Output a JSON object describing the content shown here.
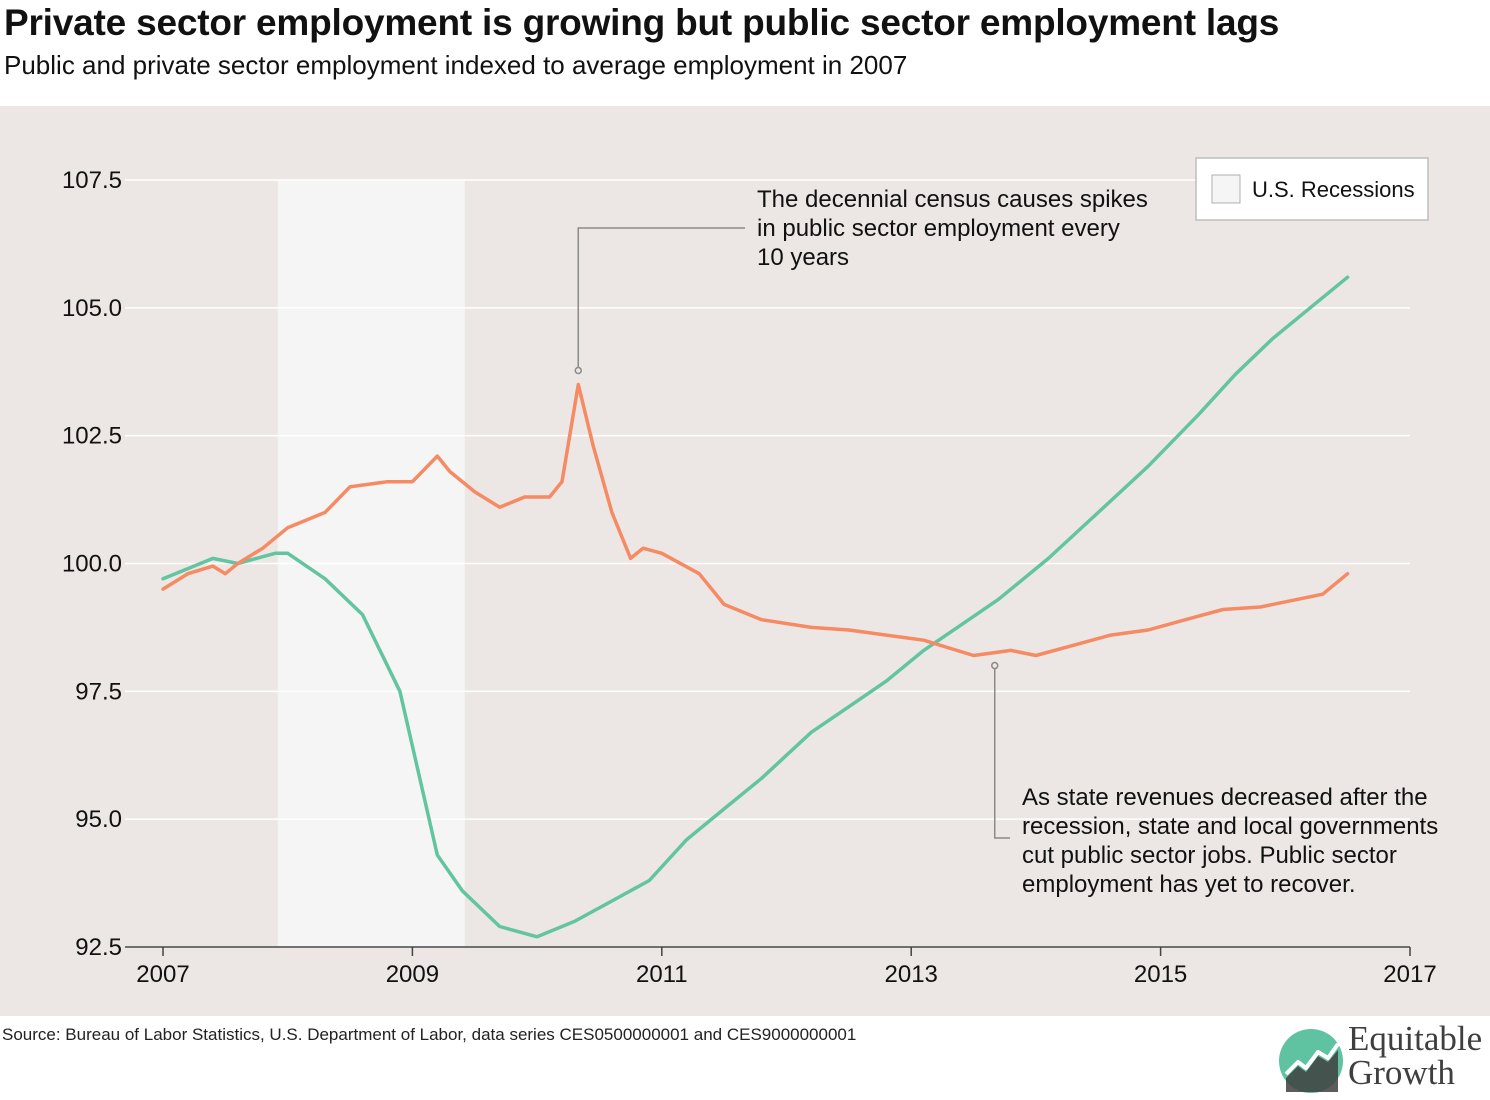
{
  "header": {
    "title": "Private sector employment is growing but public sector employment lags",
    "subtitle": "Public and private sector employment indexed to average employment in 2007"
  },
  "footer": {
    "source": "Source: Bureau of Labor Statistics, U.S. Department of Labor, data series CES0500000001 and CES9000000001"
  },
  "logo": {
    "line1": "Equitable",
    "line2": "Growth",
    "colors": {
      "teal": "#5fc2a0",
      "dark": "#3f3f3f"
    }
  },
  "legend": {
    "label": "U.S. Recessions"
  },
  "annotations": [
    {
      "lines": [
        "The decennial census causes spikes",
        "in public sector employment every",
        "10 years"
      ],
      "points_to": {
        "x": 2010.33,
        "y": 103.5
      }
    },
    {
      "lines": [
        "As state revenues decreased after the",
        "recession, state and local governments",
        "cut public sector jobs. Public sector",
        "employment has yet to recover."
      ],
      "points_to": {
        "x": 2013.67,
        "y": 98.2
      }
    }
  ],
  "colors": {
    "private": "#62c59f",
    "public": "#f58a63",
    "background": "#ece7e5",
    "recession": "#f5f5f5",
    "grid": "#ffffff"
  },
  "chart_data": {
    "type": "line",
    "x_range": [
      2007,
      2017
    ],
    "ylim": [
      92.5,
      107.5
    ],
    "x_ticks": [
      {
        "value": 2007,
        "label": "2007"
      },
      {
        "value": 2009,
        "label": "2009"
      },
      {
        "value": 2011,
        "label": "2011"
      },
      {
        "value": 2013,
        "label": "2013"
      },
      {
        "value": 2015,
        "label": "2015"
      },
      {
        "value": 2017,
        "label": "2017"
      }
    ],
    "y_ticks": [
      {
        "value": 92.5,
        "label": "92.5"
      },
      {
        "value": 95.0,
        "label": "95.0"
      },
      {
        "value": 97.5,
        "label": "97.5"
      },
      {
        "value": 100.0,
        "label": "100.0"
      },
      {
        "value": 102.5,
        "label": "102.5"
      },
      {
        "value": 105.0,
        "label": "105.0"
      },
      {
        "value": 107.5,
        "label": "107.5"
      }
    ],
    "recession": {
      "start": 2007.92,
      "end": 2009.42
    },
    "grid": true,
    "legend_position": "top-right",
    "series": [
      {
        "key": "private",
        "x": [
          2007.0,
          2007.2,
          2007.4,
          2007.6,
          2007.9,
          2008.0,
          2008.3,
          2008.6,
          2008.9,
          2009.2,
          2009.4,
          2009.7,
          2010.0,
          2010.3,
          2010.6,
          2010.9,
          2011.2,
          2011.5,
          2011.8,
          2012.2,
          2012.5,
          2012.8,
          2013.1,
          2013.4,
          2013.7,
          2014.1,
          2014.5,
          2014.9,
          2015.3,
          2015.6,
          2015.9,
          2016.2,
          2016.5
        ],
        "y": [
          99.7,
          99.9,
          100.1,
          100.0,
          100.2,
          100.2,
          99.7,
          99.0,
          97.5,
          94.3,
          93.6,
          92.9,
          92.7,
          93.0,
          93.4,
          93.8,
          94.6,
          95.2,
          95.8,
          96.7,
          97.2,
          97.7,
          98.3,
          98.8,
          99.3,
          100.1,
          101.0,
          101.9,
          102.9,
          103.7,
          104.4,
          105.0,
          105.6
        ]
      },
      {
        "key": "public",
        "x": [
          2007.0,
          2007.2,
          2007.4,
          2007.5,
          2007.6,
          2007.8,
          2008.0,
          2008.3,
          2008.5,
          2008.8,
          2009.0,
          2009.2,
          2009.3,
          2009.5,
          2009.7,
          2009.9,
          2010.1,
          2010.2,
          2010.33,
          2010.45,
          2010.6,
          2010.75,
          2010.85,
          2011.0,
          2011.3,
          2011.5,
          2011.8,
          2012.2,
          2012.5,
          2012.8,
          2013.1,
          2013.5,
          2013.8,
          2014.0,
          2014.3,
          2014.6,
          2014.9,
          2015.2,
          2015.5,
          2015.8,
          2016.1,
          2016.3,
          2016.5
        ],
        "y": [
          99.5,
          99.8,
          99.95,
          99.8,
          100.0,
          100.3,
          100.7,
          101.0,
          101.5,
          101.6,
          101.6,
          102.1,
          101.8,
          101.4,
          101.1,
          101.3,
          101.3,
          101.6,
          103.5,
          102.3,
          101.0,
          100.1,
          100.3,
          100.2,
          99.8,
          99.2,
          98.9,
          98.75,
          98.7,
          98.6,
          98.5,
          98.2,
          98.3,
          98.2,
          98.4,
          98.6,
          98.7,
          98.9,
          99.1,
          99.15,
          99.3,
          99.4,
          99.8
        ]
      }
    ]
  }
}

Task prompt >>
Transcribe the records above exactly, leaving out every picture.

Answer for the task >>
Output a JSON object describing the content shown here.
{
  "header": {
    "title": "Private sector employment is growing but public sector employment lags",
    "subtitle": "Public and private sector employment indexed to average employment in 2007"
  },
  "footer": {
    "source": "Source: Bureau of Labor Statistics, U.S. Department of Labor, data series CES0500000001 and CES9000000001"
  },
  "logo": {
    "line1": "Equitable",
    "line2": "Growth",
    "colors": {
      "teal": "#5fc2a0",
      "dark": "#3f3f3f"
    }
  },
  "legend": {
    "label": "U.S. Recessions"
  },
  "annotations": [
    {
      "lines": [
        "The decennial census causes spikes",
        "in public sector employment every",
        "10 years"
      ],
      "points_to": {
        "x": 2010.33,
        "y": 103.5
      }
    },
    {
      "lines": [
        "As state revenues decreased after the",
        "recession, state and local governments",
        "cut public sector jobs. Public sector",
        "employment has yet to recover."
      ],
      "points_to": {
        "x": 2013.67,
        "y": 98.2
      }
    }
  ],
  "colors": {
    "private": "#62c59f",
    "public": "#f58a63",
    "background": "#ece7e5",
    "recession": "#f5f5f5",
    "grid": "#ffffff"
  },
  "chart_data": {
    "type": "line",
    "x_range": [
      2007,
      2017
    ],
    "ylim": [
      92.5,
      107.5
    ],
    "x_ticks": [
      {
        "value": 2007,
        "label": "2007"
      },
      {
        "value": 2009,
        "label": "2009"
      },
      {
        "value": 2011,
        "label": "2011"
      },
      {
        "value": 2013,
        "label": "2013"
      },
      {
        "value": 2015,
        "label": "2015"
      },
      {
        "value": 2017,
        "label": "2017"
      }
    ],
    "y_ticks": [
      {
        "value": 92.5,
        "label": "92.5"
      },
      {
        "value": 95.0,
        "label": "95.0"
      },
      {
        "value": 97.5,
        "label": "97.5"
      },
      {
        "value": 100.0,
        "label": "100.0"
      },
      {
        "value": 102.5,
        "label": "102.5"
      },
      {
        "value": 105.0,
        "label": "105.0"
      },
      {
        "value": 107.5,
        "label": "107.5"
      }
    ],
    "recession": {
      "start": 2007.92,
      "end": 2009.42
    },
    "grid": true,
    "legend_position": "top-right",
    "series": [
      {
        "key": "private",
        "x": [
          2007.0,
          2007.2,
          2007.4,
          2007.6,
          2007.9,
          2008.0,
          2008.3,
          2008.6,
          2008.9,
          2009.2,
          2009.4,
          2009.7,
          2010.0,
          2010.3,
          2010.6,
          2010.9,
          2011.2,
          2011.5,
          2011.8,
          2012.2,
          2012.5,
          2012.8,
          2013.1,
          2013.4,
          2013.7,
          2014.1,
          2014.5,
          2014.9,
          2015.3,
          2015.6,
          2015.9,
          2016.2,
          2016.5
        ],
        "y": [
          99.7,
          99.9,
          100.1,
          100.0,
          100.2,
          100.2,
          99.7,
          99.0,
          97.5,
          94.3,
          93.6,
          92.9,
          92.7,
          93.0,
          93.4,
          93.8,
          94.6,
          95.2,
          95.8,
          96.7,
          97.2,
          97.7,
          98.3,
          98.8,
          99.3,
          100.1,
          101.0,
          101.9,
          102.9,
          103.7,
          104.4,
          105.0,
          105.6
        ]
      },
      {
        "key": "public",
        "x": [
          2007.0,
          2007.2,
          2007.4,
          2007.5,
          2007.6,
          2007.8,
          2008.0,
          2008.3,
          2008.5,
          2008.8,
          2009.0,
          2009.2,
          2009.3,
          2009.5,
          2009.7,
          2009.9,
          2010.1,
          2010.2,
          2010.33,
          2010.45,
          2010.6,
          2010.75,
          2010.85,
          2011.0,
          2011.3,
          2011.5,
          2011.8,
          2012.2,
          2012.5,
          2012.8,
          2013.1,
          2013.5,
          2013.8,
          2014.0,
          2014.3,
          2014.6,
          2014.9,
          2015.2,
          2015.5,
          2015.8,
          2016.1,
          2016.3,
          2016.5
        ],
        "y": [
          99.5,
          99.8,
          99.95,
          99.8,
          100.0,
          100.3,
          100.7,
          101.0,
          101.5,
          101.6,
          101.6,
          102.1,
          101.8,
          101.4,
          101.1,
          101.3,
          101.3,
          101.6,
          103.5,
          102.3,
          101.0,
          100.1,
          100.3,
          100.2,
          99.8,
          99.2,
          98.9,
          98.75,
          98.7,
          98.6,
          98.5,
          98.2,
          98.3,
          98.2,
          98.4,
          98.6,
          98.7,
          98.9,
          99.1,
          99.15,
          99.3,
          99.4,
          99.8
        ]
      }
    ]
  }
}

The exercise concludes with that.